[Text under study]:
Re: [AMBER] conformational sampling in non helical RNA structures

From: Jiri Sponer <sponer.ncbr.muni.cz>
Date: Sat, 30 Mar 2013 17:11:07 +0100 (MET)

This is not easy question.
2.3 A could be more or less good start structure.
Modifications make a sense, MD should capture their
effect.
It depends if they are isosteric or not.
However, if and when to see changes, it is case by case.
With increasing the simulation time, the probability
to see something increases, but also to see force field
problems.....

I would tell multiple 100-500 ns simulations are good
option.

Look at this papar where we tried to see similar issues,
expanding in some cases above microseconds.
Molecular Mechanism of preQ(1) Riboswitch Action: A Molecular Dynamics
Study
Author(s): Banas, Pavel; Sklenovsky, Petr; Wedekind, Joseph E.; et al.

[Try it]:
Answer these from the reply on RNA sampling above:
(a) Which value is called a "more or less good start structure"?
(b) What length of simulation does the reply call a good option when run several times?
(c) Whose action does the cited paper study?

[Study material]:
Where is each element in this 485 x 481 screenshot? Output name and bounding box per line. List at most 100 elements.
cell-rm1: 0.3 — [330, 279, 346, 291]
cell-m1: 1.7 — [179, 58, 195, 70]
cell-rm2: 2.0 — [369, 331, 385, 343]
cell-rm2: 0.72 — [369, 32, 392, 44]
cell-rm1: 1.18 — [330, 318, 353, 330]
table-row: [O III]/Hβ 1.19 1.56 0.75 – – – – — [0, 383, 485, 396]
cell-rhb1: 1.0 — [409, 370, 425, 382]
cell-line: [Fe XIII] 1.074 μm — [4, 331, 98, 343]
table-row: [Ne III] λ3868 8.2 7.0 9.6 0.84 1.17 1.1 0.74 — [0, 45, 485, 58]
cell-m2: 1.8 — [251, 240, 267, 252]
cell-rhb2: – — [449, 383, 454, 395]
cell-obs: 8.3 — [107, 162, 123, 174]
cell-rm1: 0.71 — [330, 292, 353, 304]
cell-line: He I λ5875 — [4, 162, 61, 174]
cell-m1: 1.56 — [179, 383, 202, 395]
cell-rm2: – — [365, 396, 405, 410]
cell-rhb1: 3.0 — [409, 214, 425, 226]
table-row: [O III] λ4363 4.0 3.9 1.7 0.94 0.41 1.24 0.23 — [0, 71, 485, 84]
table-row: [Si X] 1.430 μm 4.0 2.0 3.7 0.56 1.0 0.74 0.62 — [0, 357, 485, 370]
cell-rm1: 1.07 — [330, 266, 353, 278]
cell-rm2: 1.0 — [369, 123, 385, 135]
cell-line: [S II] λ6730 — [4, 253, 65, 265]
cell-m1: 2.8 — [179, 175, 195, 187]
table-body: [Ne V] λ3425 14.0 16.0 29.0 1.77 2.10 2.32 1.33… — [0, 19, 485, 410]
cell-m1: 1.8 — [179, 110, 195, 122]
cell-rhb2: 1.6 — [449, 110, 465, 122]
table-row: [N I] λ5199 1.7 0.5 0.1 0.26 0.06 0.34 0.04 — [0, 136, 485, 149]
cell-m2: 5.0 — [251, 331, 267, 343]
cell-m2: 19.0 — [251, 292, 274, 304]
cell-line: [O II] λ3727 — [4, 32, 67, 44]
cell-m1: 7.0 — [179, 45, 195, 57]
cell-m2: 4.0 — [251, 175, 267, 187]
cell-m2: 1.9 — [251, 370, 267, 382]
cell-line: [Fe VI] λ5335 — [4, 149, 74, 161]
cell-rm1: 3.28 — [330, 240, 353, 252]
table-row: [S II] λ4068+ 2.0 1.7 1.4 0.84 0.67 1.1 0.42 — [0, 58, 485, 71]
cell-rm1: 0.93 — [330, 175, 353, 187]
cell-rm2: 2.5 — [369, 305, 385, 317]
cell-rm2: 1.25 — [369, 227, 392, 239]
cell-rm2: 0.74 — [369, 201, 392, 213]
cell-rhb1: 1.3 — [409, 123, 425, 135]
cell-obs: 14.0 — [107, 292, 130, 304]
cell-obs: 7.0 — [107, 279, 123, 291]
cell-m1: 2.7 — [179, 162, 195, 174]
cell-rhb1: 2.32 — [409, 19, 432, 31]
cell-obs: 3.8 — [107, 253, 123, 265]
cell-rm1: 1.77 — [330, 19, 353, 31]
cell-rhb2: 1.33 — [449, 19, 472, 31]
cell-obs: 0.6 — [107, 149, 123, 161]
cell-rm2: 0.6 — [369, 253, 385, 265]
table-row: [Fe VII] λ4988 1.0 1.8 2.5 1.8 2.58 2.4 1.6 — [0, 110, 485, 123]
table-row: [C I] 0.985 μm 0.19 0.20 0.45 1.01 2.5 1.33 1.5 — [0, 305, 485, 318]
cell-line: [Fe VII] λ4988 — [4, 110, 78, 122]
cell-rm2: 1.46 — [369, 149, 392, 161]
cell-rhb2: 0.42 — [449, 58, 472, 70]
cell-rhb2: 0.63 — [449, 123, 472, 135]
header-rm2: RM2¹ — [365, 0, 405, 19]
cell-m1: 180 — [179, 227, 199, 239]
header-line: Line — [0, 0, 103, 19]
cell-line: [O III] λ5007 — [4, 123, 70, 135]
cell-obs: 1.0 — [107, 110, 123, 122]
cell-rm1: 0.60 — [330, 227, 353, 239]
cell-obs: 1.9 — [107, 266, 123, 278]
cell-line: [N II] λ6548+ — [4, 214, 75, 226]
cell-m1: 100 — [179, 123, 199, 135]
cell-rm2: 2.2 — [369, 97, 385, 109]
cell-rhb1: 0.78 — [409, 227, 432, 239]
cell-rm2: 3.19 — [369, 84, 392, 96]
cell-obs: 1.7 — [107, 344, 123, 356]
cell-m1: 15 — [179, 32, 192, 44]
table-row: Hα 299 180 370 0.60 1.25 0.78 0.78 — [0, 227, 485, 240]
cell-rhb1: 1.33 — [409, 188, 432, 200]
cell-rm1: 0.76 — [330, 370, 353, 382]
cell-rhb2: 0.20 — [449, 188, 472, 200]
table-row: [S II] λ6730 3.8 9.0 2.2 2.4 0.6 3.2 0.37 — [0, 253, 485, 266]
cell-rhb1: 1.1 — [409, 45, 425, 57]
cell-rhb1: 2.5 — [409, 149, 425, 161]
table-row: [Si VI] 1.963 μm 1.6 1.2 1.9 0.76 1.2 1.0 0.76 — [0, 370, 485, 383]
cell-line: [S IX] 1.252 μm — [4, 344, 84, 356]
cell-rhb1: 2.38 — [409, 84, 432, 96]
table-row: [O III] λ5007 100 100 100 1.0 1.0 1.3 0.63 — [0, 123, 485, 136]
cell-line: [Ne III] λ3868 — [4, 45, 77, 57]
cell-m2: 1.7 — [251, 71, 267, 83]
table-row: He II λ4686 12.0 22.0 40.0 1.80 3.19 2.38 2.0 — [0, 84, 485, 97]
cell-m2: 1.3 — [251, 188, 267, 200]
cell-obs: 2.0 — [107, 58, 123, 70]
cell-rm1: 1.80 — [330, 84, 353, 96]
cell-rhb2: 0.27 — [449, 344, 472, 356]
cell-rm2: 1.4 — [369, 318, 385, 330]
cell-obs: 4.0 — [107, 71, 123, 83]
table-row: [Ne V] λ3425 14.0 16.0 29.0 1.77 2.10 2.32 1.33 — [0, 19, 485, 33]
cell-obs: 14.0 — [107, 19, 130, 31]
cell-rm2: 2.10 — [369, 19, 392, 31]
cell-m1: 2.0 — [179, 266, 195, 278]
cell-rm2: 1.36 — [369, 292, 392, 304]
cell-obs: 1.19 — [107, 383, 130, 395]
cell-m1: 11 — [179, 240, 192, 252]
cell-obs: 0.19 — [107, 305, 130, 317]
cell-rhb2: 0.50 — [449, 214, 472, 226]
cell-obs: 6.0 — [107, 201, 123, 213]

[Answer to the exercise]:
(a) 2.3 A
(b) 100-500 ns
(c) The preQ(1) riboswitch